**Goal**
Locate and copy each line in the data that contains the word "hypertension".

■ ■ ■ ■ ■

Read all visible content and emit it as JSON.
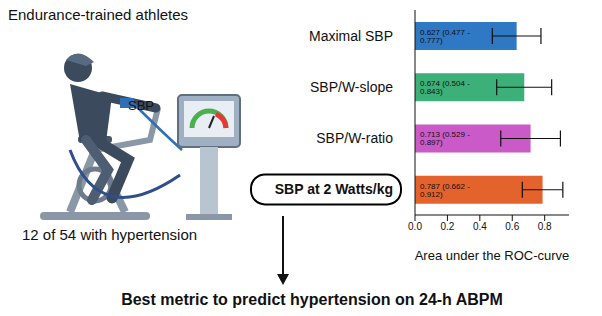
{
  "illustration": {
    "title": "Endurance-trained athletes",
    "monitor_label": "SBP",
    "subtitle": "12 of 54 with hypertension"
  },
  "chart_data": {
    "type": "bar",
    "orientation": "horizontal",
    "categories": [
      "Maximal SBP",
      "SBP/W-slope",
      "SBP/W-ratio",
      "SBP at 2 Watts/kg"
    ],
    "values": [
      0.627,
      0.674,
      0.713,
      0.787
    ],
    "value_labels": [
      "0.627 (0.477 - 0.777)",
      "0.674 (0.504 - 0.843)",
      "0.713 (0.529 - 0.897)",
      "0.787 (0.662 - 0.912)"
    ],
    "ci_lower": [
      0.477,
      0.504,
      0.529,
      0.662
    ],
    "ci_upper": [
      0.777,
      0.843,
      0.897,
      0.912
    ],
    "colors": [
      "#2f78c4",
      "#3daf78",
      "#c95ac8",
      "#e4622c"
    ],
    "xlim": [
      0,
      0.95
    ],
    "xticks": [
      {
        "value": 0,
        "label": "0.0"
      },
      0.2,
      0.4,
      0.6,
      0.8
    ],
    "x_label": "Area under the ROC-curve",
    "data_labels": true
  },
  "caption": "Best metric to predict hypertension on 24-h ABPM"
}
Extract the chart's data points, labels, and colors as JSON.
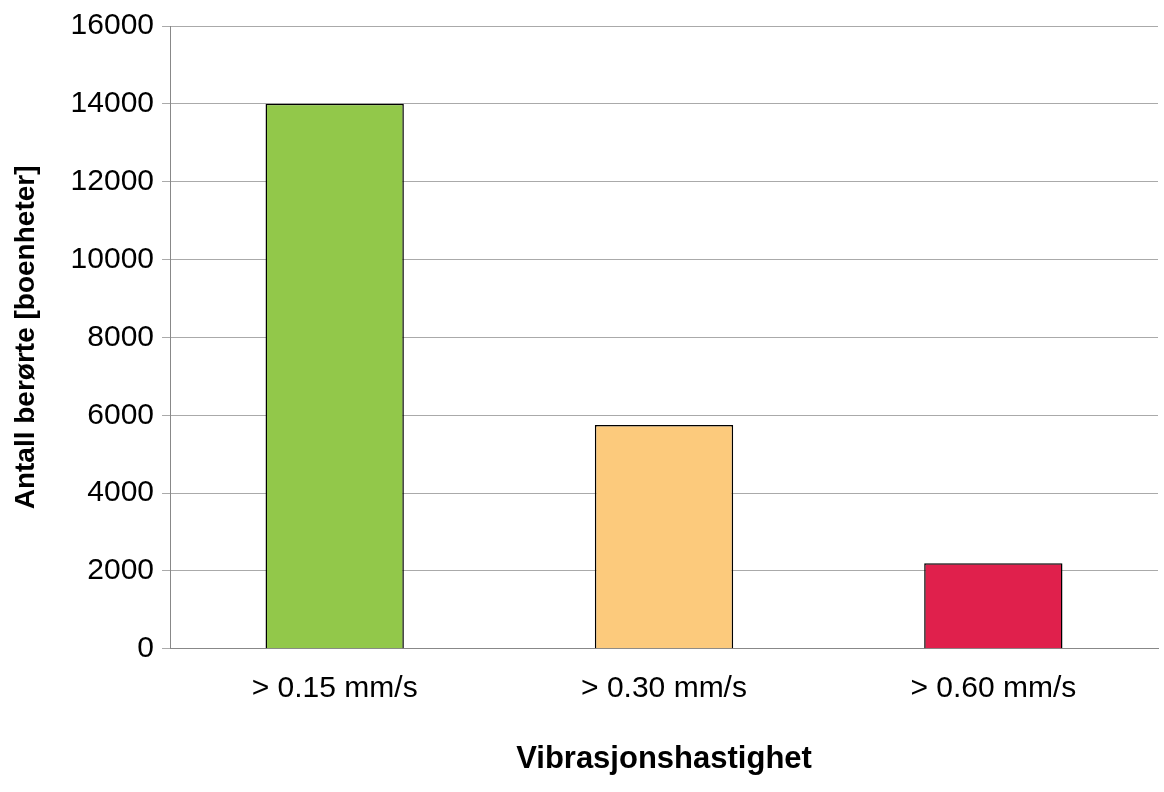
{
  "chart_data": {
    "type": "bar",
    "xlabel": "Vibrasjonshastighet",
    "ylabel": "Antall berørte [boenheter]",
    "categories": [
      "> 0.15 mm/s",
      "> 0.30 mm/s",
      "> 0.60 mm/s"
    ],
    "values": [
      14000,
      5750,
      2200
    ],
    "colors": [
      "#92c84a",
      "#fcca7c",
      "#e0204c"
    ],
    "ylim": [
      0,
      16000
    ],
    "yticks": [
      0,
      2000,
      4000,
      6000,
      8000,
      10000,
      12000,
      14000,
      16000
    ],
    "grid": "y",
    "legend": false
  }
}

■ ■ ■ ■ ■

**Solution below**
    "subtitle": "12 of 54 with hypertension"
  "caption": "Best metric to predict hypertension on 24-h ABPM"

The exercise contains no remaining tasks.